-- Begin Source --
When an employer and a trade union successfully conclude their negotiations, they may confirm the results of their efforts in a formal collective agreement.
Collective agreements can broadly be divided into two main types. One type regulates the relationship between the employer and the union, and deals with mainly procedural issues such as how and when negotiations will be conducted and the facilities the employer will provide to the union's officials. A recognition agreement falls within this category. The other type covers substantive issues such as pay, holidays and sickness benefits. Some collective agreements are a hybrid of the two. An agreement on redundancy, for example, may deal with issues such as consultation with the union, as well as the size of the redundancy payments that individual employees will receive.
It is advisable for a collective agreement to be in writing. It should be clearly drafted to avoid disputes over its meaning. If the agreement will be renegotiated from time to time, then it should state how long it is intended to last and when negotiations will begin again.
According to the Trade Union and Labour Relations (Consolidation) Act 1992, a collective agreement is legally enforceable by the parties to it only if it is in writing and states that the parties intend it to be legally enforceable. These conditions are rarely, if ever, met. As a result, neither employer nor union has any legal redress if the other party decides to ignore the terms of the agreement or withdraw from it. Collective agreements may, however, create legal rights if they form part of the contracts of employment of the employees they cover, as explained below (see 'Incorporation').
The terms of a collective agreement can become part of an individual employee's contract by a process known as 'incorporation'. A collective agreement can be incorporated into an employee's contract even if the individual is not a union member. A contract can even incorporate the terms of a collective agreement that the employer had no part in negotiating. However, any terms of a collective agreement which prohibit or restrict the right of workers to engage in industrial action ("no strike clauses") are not to be incorporated into employment contracts unless a number of restrictions are satisfied in the collective agreement itself. These conditions are seldom, if ever, met.
-- End Source --
-- Begin Records shown --
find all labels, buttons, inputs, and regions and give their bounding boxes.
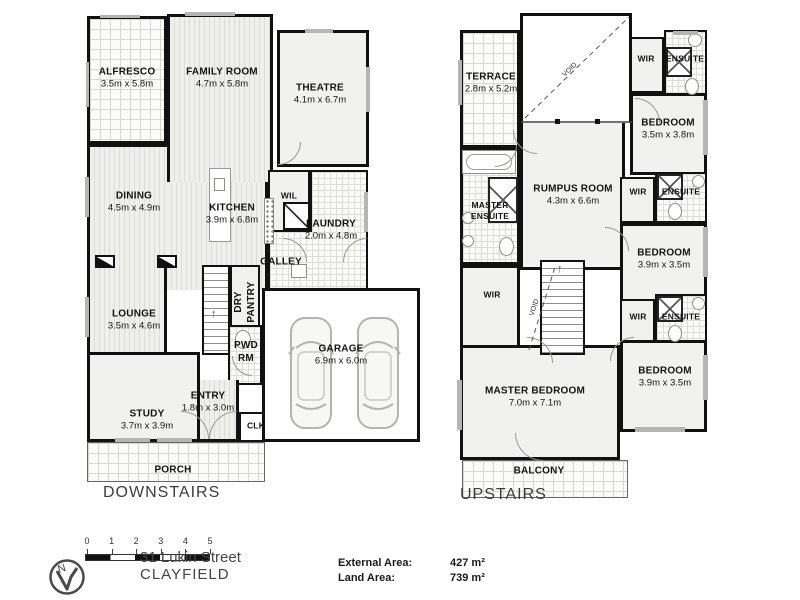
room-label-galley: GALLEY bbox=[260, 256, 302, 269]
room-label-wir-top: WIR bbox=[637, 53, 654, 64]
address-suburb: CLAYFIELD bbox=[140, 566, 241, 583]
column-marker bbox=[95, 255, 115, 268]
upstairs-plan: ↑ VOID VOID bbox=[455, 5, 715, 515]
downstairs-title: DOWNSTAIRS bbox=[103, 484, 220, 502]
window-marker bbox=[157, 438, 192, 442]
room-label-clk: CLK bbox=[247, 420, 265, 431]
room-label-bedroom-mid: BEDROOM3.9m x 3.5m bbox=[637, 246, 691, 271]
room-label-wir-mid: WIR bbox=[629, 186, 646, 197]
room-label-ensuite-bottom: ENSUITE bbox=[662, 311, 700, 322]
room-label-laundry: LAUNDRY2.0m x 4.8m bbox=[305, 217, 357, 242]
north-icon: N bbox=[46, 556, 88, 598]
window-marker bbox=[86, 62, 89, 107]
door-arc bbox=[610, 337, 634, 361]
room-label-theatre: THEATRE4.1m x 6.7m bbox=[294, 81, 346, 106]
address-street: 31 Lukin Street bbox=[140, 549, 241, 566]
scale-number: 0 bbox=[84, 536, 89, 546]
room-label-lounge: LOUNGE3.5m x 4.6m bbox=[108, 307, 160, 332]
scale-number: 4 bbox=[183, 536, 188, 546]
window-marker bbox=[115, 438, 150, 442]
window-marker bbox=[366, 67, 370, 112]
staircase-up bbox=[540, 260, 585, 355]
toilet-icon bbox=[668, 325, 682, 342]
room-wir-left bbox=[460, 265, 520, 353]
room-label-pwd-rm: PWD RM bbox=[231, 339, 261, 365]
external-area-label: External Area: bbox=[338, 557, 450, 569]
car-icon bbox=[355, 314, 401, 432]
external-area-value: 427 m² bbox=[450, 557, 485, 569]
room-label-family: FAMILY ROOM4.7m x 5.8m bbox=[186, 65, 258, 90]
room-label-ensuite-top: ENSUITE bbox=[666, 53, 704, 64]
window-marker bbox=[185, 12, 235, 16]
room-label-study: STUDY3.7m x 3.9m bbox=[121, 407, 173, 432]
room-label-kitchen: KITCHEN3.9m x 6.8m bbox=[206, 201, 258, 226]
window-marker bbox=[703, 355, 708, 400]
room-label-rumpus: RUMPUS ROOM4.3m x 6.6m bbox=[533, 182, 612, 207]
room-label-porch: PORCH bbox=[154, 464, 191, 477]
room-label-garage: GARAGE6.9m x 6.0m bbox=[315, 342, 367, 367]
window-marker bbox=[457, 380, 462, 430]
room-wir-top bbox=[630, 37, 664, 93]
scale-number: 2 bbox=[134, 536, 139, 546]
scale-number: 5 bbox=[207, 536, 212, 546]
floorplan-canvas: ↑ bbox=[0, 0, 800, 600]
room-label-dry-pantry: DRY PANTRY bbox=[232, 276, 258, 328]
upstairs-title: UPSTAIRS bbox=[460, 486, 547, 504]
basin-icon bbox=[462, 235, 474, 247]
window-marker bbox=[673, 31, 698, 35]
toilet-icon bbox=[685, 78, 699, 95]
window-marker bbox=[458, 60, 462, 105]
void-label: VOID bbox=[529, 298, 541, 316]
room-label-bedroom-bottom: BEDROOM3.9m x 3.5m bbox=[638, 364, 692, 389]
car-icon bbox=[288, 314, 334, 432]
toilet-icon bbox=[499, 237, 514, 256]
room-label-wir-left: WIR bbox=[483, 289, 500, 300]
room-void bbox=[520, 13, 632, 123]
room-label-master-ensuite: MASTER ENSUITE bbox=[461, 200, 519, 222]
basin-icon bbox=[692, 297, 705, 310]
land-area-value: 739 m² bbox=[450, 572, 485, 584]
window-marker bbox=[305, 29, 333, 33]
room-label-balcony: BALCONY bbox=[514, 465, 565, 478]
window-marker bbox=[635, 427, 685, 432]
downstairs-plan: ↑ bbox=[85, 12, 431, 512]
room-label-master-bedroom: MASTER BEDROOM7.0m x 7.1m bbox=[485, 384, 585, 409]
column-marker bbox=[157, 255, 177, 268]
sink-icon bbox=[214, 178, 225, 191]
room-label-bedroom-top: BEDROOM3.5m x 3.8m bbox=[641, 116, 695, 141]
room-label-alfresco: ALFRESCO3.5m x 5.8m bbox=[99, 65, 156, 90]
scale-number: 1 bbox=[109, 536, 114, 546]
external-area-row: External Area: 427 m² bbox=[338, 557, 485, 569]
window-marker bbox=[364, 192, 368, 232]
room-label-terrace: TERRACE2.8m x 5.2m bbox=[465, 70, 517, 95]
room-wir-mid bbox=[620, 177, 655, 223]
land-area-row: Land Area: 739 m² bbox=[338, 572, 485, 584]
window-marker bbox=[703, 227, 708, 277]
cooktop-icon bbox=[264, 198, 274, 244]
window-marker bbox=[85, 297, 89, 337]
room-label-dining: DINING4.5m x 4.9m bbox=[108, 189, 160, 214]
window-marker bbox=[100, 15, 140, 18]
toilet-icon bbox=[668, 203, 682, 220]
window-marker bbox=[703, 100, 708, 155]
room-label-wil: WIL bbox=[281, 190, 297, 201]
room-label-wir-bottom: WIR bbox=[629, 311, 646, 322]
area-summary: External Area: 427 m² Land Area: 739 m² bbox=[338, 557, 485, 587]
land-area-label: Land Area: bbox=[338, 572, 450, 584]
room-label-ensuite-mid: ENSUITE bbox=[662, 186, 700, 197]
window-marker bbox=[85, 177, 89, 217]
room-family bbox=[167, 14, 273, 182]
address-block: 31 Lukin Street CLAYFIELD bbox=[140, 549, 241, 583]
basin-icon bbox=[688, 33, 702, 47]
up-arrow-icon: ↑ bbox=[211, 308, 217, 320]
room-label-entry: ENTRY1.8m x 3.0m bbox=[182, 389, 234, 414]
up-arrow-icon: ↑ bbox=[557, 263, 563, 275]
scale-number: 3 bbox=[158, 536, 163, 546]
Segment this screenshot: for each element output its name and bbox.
-- End Records shown --
-- Begin Records shown --
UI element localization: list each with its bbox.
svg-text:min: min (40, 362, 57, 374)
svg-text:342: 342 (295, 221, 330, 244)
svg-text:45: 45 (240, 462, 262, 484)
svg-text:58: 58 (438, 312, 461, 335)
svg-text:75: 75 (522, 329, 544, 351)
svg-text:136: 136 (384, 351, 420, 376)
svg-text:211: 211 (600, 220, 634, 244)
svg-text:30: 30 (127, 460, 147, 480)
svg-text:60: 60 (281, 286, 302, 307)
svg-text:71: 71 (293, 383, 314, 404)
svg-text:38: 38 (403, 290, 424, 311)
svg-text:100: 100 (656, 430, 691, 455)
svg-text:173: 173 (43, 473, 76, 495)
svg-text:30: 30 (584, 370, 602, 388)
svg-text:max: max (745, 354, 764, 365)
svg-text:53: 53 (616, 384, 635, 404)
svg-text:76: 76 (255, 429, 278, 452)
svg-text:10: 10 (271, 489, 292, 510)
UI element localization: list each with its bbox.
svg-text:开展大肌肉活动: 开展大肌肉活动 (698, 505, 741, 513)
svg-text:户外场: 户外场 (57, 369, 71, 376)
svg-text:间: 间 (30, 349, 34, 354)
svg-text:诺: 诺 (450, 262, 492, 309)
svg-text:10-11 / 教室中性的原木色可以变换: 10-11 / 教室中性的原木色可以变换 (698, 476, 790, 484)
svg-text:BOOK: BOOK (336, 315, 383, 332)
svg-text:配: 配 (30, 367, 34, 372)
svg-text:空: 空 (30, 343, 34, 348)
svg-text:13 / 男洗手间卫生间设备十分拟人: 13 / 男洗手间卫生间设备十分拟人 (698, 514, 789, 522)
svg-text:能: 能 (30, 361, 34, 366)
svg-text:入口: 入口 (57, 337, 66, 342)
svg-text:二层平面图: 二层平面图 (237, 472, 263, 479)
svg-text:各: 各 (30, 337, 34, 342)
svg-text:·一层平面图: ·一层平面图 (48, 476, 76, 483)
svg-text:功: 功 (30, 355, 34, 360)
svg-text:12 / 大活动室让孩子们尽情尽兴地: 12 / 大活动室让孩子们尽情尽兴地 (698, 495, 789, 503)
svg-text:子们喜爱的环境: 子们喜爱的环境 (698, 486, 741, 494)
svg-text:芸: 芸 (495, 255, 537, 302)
-- End Records shown --
-- Begin Records shown --
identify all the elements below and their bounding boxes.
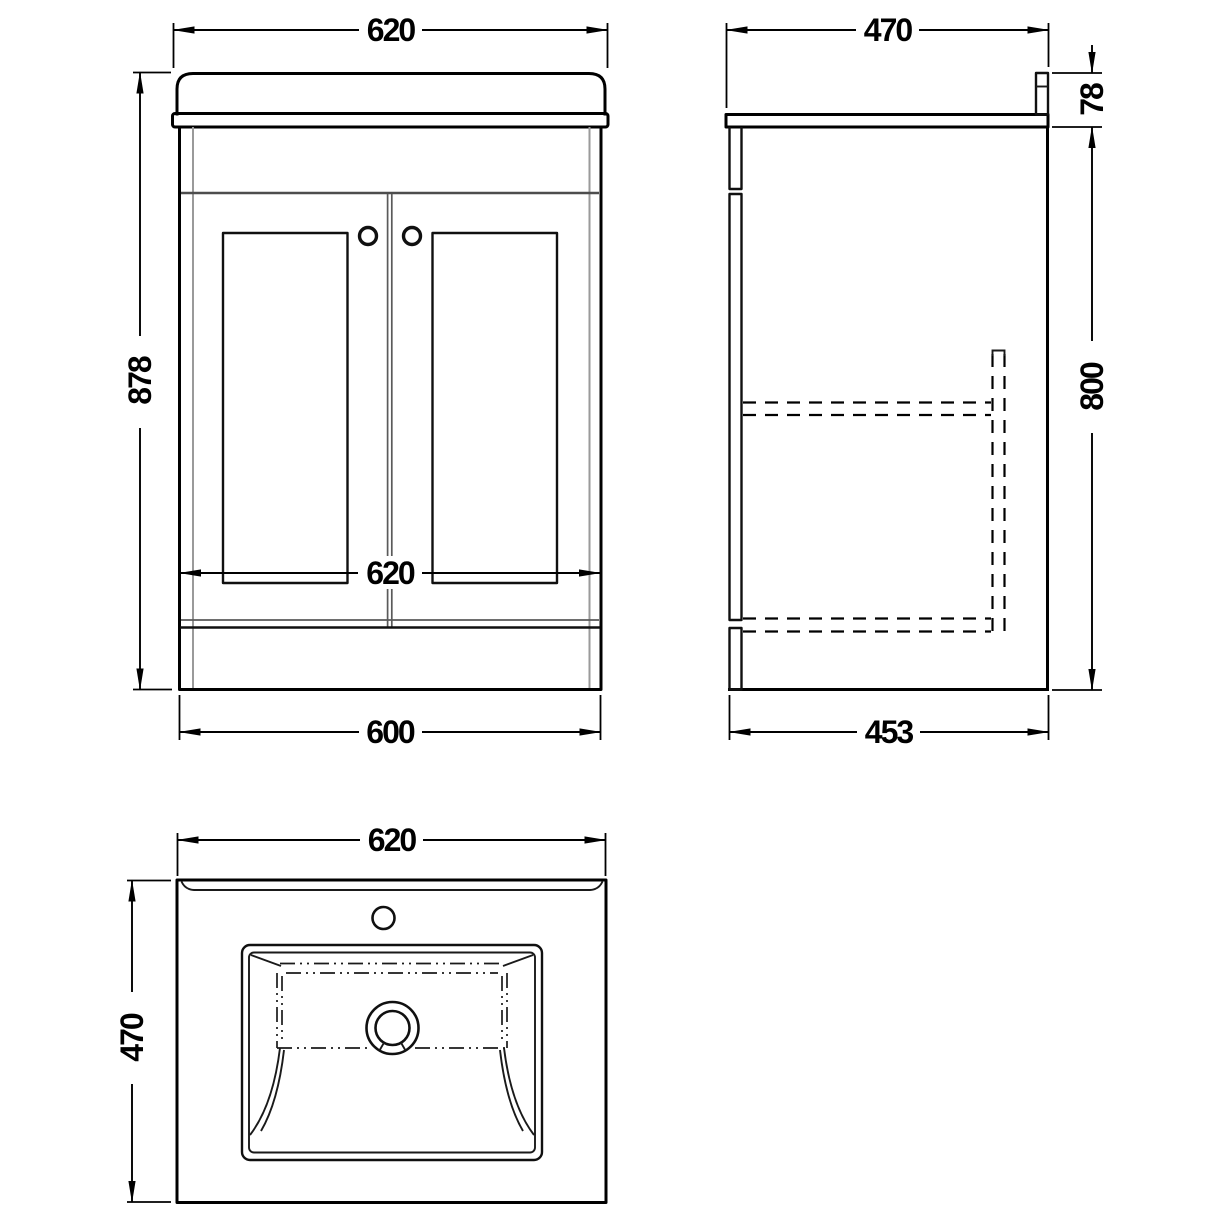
-- End Records shown --
▶ [Challenges]:
[1] According to the text on collective agreements, what two conditions must a collective agreement meet to be legally enforceable by its parties?
[2] Pick out every line of the records above that contains the string "CLAYFIELD", with case counting, and copy each of those lines in full.

▶ [Solutions in order]:
[1] It must be in writing and must state that the parties intend it to be legally enforceable.

[2]
address-suburb: CLAYFIELD bbox=[140, 566, 241, 583]
address-block: 31 Lukin Street CLAYFIELD bbox=[140, 549, 241, 583]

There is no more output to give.